### Records to process
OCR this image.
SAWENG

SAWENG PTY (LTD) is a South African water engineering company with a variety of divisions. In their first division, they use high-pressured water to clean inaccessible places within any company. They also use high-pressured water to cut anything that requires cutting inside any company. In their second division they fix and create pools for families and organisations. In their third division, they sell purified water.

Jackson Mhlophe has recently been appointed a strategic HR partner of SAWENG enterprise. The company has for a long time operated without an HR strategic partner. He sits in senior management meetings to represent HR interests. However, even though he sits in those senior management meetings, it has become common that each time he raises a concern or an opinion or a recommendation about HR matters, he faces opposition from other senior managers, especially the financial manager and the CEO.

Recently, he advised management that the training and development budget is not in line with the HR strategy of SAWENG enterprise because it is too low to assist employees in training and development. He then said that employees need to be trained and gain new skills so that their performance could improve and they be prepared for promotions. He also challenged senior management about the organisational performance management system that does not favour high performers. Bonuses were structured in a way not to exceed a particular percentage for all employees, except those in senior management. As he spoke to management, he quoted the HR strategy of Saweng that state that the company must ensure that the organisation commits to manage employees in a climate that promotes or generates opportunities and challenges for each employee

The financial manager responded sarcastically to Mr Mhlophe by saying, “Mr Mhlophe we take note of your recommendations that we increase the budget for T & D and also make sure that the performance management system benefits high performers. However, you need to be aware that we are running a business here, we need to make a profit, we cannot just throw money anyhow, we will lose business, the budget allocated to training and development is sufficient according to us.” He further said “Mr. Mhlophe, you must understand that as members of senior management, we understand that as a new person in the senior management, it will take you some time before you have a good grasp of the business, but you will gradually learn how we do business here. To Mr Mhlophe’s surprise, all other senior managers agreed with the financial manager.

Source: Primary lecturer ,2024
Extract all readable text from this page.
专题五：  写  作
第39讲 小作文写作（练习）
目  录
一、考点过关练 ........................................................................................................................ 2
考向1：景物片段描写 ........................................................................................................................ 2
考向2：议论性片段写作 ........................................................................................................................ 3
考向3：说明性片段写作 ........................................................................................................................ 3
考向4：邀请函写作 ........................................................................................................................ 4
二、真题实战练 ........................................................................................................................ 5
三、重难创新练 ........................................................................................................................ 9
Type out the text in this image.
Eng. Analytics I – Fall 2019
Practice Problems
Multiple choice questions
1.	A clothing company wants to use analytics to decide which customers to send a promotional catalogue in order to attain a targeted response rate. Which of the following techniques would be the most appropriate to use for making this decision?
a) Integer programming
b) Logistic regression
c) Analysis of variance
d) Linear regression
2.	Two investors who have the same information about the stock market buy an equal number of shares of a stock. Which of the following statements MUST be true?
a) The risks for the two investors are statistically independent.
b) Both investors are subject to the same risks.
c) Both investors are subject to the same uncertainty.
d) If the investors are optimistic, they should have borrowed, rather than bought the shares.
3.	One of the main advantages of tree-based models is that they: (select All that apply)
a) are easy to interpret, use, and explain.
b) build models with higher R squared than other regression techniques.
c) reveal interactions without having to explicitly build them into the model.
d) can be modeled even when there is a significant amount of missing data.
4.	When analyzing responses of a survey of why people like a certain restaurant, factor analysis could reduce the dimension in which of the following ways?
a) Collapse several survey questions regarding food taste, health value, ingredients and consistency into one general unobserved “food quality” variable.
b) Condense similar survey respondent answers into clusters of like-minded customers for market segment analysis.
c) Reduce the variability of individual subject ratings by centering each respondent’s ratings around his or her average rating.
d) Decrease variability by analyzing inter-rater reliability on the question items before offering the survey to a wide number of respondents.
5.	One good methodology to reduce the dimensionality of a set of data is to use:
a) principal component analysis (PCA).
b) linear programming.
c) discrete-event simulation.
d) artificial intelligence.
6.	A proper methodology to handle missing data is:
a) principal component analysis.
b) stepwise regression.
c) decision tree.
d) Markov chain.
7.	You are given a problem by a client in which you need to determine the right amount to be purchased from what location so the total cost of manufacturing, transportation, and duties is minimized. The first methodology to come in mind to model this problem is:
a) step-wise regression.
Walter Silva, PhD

### Task to complete
Each record above should be repeated exactly as it appears.

### The reply
OCR this image.
SAWENG

SAWENG PTY (LTD) is a South African water engineering company with a variety of divisions. In their first division, they use high-pressured water to clean inaccessible places within any company. They also use high-pressured water to cut anything that requires cutting inside any company. In their second division they fix and create pools for families and organisations. In their third division, they sell purified water.

Jackson Mhlophe has recently been appointed a strategic HR partner of SAWENG enterprise. The company has for a long time operated without an HR strategic partner. He sits in senior management meetings to represent HR interests. However, even though he sits in those senior management meetings, it has become common that each time he raises a concern or an opinion or a recommendation about HR matters, he faces opposition from other senior managers, especially the financial manager and the CEO.

Recently, he advised management that the training and development budget is not in line with the HR strategy of SAWENG enterprise because it is too low to assist employees in training and development. He then said that employees need to be trained and gain new skills so that their performance could improve and they be prepared for promotions. He also challenged senior management about the organisational performance management system that does not favour high performers. Bonuses were structured in a way not to exceed a particular percentage for all employees, except those in senior management. As he spoke to management, he quoted the HR strategy of Saweng that state that the company must ensure that the organisation commits to manage employees in a climate that promotes or generates opportunities and challenges for each employee

The financial manager responded sarcastically to Mr Mhlophe by saying, “Mr Mhlophe we take note of your recommendations that we increase the budget for T & D and also make sure that the performance management system benefits high performers. However, you need to be aware that we are running a business here, we need to make a profit, we cannot just throw money anyhow, we will lose business, the budget allocated to training and development is sufficient according to us.” He further said “Mr. Mhlophe, you must understand that as members of senior management, we understand that as a new person in the senior management, it will take you some time before you have a good grasp of the business, but you will gradually learn how we do business here. To Mr Mhlophe’s surprise, all other senior managers agreed with the financial manager.

Source: Primary lecturer ,2024
Extract all readable text from this page.
专题五：  写  作
第39讲 小作文写作（练习）
目  录
一、考点过关练 ........................................................................................................................ 2
考向1：景物片段描写 ........................................................................................................................ 2
考向2：议论性片段写作 ........................................................................................................................ 3
考向3：说明性片段写作 ........................................................................................................................ 3
考向4：邀请函写作 ........................................................................................................................ 4
二、真题实战练 ........................................................................................................................ 5
三、重难创新练 ........................................................................................................................ 9
Type out the text in this image.
Eng. Analytics I – Fall 2019
Practice Problems
Multiple choice questions
1.	A clothing company wants to use analytics to decide which customers to send a promotional catalogue in order to attain a targeted response rate. Which of the following techniques would be the most appropriate to use for making this decision?
a) Integer programming
b) Logistic regression
c) Analysis of variance
d) Linear regression
2.	Two investors who have the same information about the stock market buy an equal number of shares of a stock. Which of the following statements MUST be true?
a) The risks for the two investors are statistically independent.
b) Both investors are subject to the same risks.
c) Both investors are subject to the same uncertainty.
d) If the investors are optimistic, they should have borrowed, rather than bought the shares.
3.	One of the main advantages of tree-based models is that they: (select All that apply)
a) are easy to interpret, use, and explain.
b) build models with higher R squared than other regression techniques.
c) reveal interactions without having to explicitly build them into the model.
d) can be modeled even when there is a significant amount of missing data.
4.	When analyzing responses of a survey of why people like a certain restaurant, factor analysis could reduce the dimension in which of the following ways?
a) Collapse several survey questions regarding food taste, health value, ingredients and consistency into one general unobserved “food quality” variable.
b) Condense similar survey respondent answers into clusters of like-minded customers for market segment analysis.
c) Reduce the variability of individual subject ratings by centering each respondent’s ratings around his or her average rating.
d) Decrease variability by analyzing inter-rater reliability on the question items before offering the survey to a wide number of respondents.
5.	One good methodology to reduce the dimensionality of a set of data is to use:
a) principal component analysis (PCA).
b) linear programming.
c) discrete-event simulation.
d) artificial intelligence.
6.	A proper methodology to handle missing data is:
a) principal component analysis.
b) stepwise regression.
c) decision tree.
d) Markov chain.
7.	You are given a problem by a client in which you need to determine the right amount to be purchased from what location so the total cost of manufacturing, transportation, and duties is minimized. The first methodology to come in mind to model this problem is:
a) step-wise regression.
Walter Silva, PhD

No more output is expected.